(Records about charts and figures)
-=-=-=-=-

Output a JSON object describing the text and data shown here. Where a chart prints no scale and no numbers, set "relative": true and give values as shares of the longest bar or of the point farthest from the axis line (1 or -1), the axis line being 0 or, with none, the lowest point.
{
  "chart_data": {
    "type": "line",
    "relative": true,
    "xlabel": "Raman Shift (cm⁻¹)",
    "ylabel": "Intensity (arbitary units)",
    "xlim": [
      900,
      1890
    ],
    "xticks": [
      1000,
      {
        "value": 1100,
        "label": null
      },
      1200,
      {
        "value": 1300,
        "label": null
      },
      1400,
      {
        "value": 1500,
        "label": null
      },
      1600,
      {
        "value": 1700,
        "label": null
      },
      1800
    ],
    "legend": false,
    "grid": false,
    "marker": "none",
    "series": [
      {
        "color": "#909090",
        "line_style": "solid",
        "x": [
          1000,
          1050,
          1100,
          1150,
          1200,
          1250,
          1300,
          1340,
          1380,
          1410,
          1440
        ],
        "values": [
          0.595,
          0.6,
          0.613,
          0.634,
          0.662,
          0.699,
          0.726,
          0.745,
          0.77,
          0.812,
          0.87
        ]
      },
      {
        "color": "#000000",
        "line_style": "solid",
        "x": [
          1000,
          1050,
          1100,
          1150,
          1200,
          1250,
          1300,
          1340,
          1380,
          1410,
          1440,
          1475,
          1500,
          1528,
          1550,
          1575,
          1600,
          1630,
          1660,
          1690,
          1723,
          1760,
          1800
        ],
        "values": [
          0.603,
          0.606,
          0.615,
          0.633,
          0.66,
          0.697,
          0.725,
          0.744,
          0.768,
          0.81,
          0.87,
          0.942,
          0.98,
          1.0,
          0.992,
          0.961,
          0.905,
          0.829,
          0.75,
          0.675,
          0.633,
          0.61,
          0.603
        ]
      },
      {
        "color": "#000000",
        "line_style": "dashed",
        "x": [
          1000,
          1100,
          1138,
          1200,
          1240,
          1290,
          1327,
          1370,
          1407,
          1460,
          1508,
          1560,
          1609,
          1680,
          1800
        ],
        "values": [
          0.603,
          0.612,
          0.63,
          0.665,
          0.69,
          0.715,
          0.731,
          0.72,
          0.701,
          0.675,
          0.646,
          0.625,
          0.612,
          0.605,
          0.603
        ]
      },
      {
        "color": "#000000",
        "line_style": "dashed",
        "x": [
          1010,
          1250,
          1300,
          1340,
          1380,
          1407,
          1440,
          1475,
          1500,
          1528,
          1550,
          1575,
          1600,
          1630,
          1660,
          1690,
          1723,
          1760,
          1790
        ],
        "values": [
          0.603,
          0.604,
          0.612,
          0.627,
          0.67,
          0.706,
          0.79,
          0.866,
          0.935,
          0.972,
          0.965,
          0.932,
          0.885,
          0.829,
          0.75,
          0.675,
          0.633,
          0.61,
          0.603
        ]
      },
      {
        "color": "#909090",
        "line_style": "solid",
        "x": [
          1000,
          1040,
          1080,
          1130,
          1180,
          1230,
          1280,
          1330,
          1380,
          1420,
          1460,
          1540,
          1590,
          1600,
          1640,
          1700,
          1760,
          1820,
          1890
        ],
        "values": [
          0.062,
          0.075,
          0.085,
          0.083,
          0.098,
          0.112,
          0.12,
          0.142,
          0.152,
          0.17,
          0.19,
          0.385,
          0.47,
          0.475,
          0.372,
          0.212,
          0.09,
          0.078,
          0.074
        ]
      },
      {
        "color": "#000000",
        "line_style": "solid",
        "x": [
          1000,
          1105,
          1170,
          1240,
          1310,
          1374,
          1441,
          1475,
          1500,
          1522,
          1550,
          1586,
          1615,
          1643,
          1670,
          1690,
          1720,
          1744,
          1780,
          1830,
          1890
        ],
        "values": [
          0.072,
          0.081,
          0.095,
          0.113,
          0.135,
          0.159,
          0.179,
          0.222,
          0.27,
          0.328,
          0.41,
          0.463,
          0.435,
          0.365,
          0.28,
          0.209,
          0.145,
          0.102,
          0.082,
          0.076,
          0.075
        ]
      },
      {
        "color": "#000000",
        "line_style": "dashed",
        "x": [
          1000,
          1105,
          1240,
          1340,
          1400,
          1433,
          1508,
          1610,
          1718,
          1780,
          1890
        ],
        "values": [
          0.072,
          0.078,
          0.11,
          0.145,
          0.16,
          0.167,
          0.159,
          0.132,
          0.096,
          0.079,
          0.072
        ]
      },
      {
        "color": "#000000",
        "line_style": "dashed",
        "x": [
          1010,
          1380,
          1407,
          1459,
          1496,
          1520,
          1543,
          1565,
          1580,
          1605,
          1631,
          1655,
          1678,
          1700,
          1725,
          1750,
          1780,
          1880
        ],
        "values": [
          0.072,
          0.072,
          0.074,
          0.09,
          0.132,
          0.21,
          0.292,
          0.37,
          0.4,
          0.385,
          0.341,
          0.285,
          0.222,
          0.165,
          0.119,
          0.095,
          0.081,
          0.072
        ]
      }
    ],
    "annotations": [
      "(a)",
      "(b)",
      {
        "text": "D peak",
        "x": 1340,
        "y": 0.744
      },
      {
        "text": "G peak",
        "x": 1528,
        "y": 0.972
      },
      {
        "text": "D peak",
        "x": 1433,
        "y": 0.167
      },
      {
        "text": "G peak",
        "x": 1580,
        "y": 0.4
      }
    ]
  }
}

-=-=-=-=-

From the entries above, copy every line where the word "relative" shows up.

Output a JSON object describing the text and data shown here. Where a chart prints no scale and no numbers, set "relative": true and give values as shares of the longest bar or of the point farthest from the axis line (1 or -1), the axis line being 0 or, with none, the lowest point.
    "relative": true,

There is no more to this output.